Goal – In the records below, find each line with the word "Présidente" and copy it.

* start *

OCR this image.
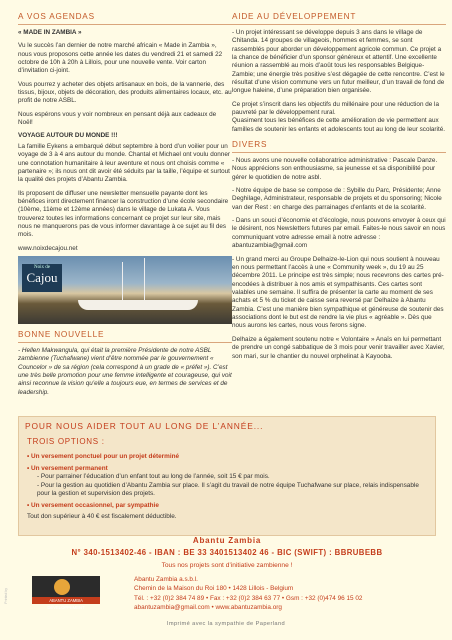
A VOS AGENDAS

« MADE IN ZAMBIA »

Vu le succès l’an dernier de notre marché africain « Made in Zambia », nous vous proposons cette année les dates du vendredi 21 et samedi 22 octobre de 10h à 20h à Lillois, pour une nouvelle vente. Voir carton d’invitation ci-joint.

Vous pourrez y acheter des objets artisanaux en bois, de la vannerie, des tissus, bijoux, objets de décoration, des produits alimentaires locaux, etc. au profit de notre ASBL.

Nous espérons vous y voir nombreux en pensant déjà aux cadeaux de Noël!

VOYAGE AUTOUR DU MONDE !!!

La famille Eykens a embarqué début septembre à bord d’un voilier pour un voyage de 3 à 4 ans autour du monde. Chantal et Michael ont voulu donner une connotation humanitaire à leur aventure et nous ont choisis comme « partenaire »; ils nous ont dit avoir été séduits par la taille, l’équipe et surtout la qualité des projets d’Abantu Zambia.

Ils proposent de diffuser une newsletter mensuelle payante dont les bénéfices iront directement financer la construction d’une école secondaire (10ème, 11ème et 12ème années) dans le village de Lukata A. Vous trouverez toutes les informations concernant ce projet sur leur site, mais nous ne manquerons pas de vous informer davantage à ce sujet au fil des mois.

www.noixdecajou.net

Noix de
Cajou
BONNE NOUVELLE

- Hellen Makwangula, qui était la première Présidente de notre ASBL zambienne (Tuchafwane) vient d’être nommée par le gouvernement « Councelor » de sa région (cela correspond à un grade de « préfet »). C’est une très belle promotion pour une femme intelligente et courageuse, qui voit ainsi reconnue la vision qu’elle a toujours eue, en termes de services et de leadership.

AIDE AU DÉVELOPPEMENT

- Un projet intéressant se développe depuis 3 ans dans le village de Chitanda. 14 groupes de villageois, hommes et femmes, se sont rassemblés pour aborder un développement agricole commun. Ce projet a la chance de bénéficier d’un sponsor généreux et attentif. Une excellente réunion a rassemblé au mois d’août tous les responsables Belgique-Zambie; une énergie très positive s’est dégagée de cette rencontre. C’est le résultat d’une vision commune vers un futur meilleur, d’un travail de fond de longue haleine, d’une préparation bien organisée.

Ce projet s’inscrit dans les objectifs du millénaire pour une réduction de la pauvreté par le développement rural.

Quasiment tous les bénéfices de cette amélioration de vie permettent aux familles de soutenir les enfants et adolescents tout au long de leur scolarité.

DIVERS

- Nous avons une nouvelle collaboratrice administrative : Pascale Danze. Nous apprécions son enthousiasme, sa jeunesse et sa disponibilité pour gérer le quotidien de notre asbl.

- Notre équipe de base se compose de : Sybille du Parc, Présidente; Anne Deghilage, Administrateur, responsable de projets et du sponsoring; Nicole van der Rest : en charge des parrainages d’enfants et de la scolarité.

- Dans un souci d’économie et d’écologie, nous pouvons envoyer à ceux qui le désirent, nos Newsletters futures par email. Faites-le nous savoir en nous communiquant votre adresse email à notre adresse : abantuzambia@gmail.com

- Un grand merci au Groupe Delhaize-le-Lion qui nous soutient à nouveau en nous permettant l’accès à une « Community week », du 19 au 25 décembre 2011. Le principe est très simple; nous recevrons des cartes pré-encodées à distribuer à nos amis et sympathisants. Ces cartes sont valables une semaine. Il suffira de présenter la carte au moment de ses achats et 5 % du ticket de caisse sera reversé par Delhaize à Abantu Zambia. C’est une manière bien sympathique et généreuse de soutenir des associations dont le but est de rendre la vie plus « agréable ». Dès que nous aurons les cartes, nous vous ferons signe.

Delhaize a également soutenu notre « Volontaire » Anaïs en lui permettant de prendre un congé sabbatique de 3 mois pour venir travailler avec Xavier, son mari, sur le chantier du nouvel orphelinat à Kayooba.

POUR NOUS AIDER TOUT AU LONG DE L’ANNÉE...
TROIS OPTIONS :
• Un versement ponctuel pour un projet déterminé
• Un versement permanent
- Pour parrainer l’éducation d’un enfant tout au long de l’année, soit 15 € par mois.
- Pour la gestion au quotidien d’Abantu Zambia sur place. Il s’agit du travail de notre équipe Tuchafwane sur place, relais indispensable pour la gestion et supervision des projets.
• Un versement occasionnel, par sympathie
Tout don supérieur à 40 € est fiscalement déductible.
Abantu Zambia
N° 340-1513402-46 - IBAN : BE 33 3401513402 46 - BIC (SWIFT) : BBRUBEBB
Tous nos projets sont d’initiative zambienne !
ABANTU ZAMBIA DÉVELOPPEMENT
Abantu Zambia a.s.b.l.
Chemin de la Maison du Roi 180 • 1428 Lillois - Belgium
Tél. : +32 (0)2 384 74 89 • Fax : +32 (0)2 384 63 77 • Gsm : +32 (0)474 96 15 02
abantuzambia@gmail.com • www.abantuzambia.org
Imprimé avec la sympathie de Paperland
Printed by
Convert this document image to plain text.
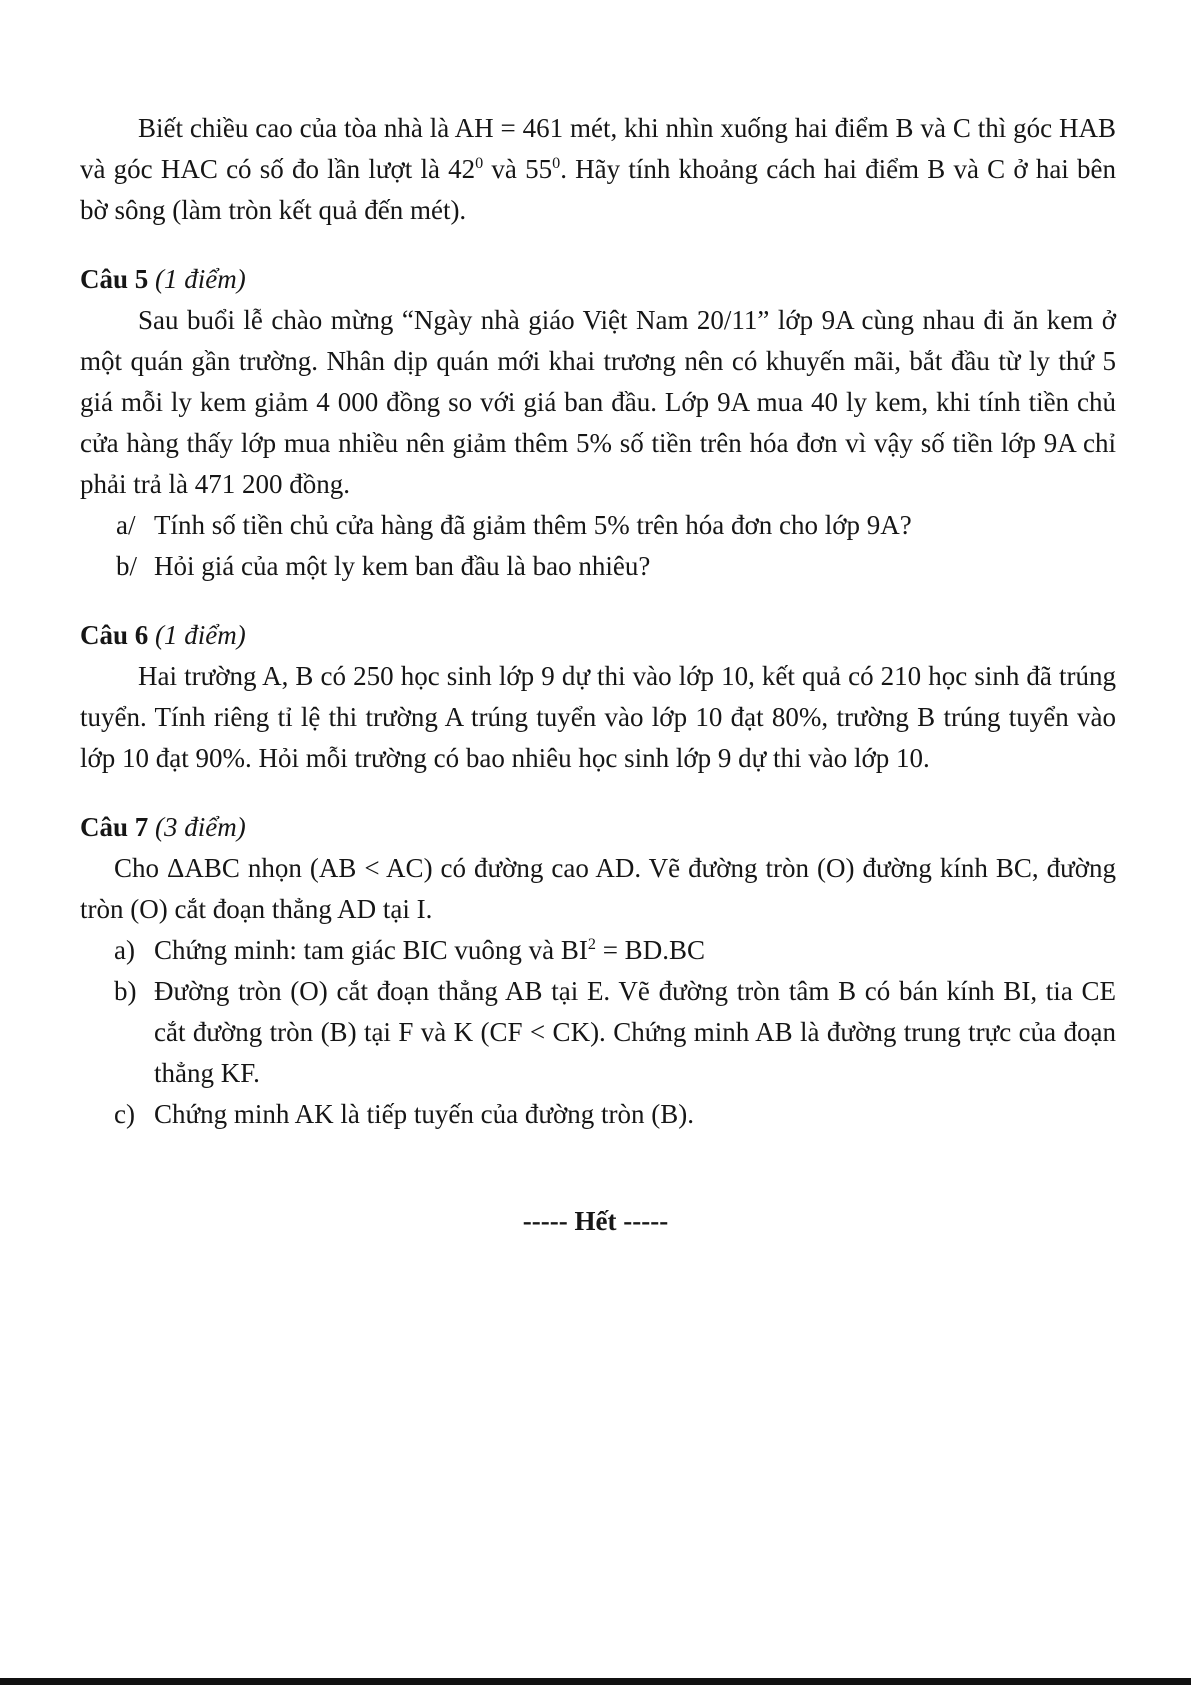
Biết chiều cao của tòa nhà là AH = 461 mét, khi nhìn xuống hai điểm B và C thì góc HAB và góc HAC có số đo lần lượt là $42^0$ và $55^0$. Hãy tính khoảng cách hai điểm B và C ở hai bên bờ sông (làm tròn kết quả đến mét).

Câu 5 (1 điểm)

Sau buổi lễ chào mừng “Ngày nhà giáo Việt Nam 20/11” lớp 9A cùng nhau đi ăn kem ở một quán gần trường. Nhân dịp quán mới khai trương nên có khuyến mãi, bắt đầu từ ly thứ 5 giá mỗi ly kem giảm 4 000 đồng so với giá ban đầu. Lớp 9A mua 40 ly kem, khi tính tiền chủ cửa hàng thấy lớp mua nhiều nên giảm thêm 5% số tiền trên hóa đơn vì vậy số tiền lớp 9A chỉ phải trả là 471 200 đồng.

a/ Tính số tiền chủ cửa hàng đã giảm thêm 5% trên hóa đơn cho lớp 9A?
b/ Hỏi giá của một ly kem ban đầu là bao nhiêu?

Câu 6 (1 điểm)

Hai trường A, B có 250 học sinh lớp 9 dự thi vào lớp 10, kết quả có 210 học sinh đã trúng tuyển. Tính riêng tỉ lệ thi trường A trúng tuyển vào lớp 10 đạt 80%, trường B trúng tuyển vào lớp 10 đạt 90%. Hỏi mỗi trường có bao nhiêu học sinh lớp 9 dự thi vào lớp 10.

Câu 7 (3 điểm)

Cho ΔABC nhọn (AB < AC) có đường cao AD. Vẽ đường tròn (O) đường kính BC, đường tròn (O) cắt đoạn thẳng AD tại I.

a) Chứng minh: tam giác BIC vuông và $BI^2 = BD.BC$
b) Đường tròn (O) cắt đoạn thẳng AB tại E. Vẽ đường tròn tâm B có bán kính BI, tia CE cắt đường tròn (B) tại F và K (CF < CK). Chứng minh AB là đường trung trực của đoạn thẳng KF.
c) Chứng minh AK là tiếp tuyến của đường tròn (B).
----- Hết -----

* end *

Result –
- Hellen Makwangula, qui était la première Présidente de notre ASBL zambienne (Tuchafwane) vient d’être nommée par le gouvernement « Councelor » de sa région (cela correspond à un grade de « préfet »). C’est une très belle promotion pour une femme intelligente et courageuse, qui voit ainsi reconnue la vision qu’elle a toujours eue, en termes de services et de leadership.
- Notre équipe de base se compose de : Sybille du Parc, Présidente; Anne Deghilage, Administrateur, responsable de projets et du sponsoring; Nicole van der Rest : en charge des parrainages d’enfants et de la scolarité.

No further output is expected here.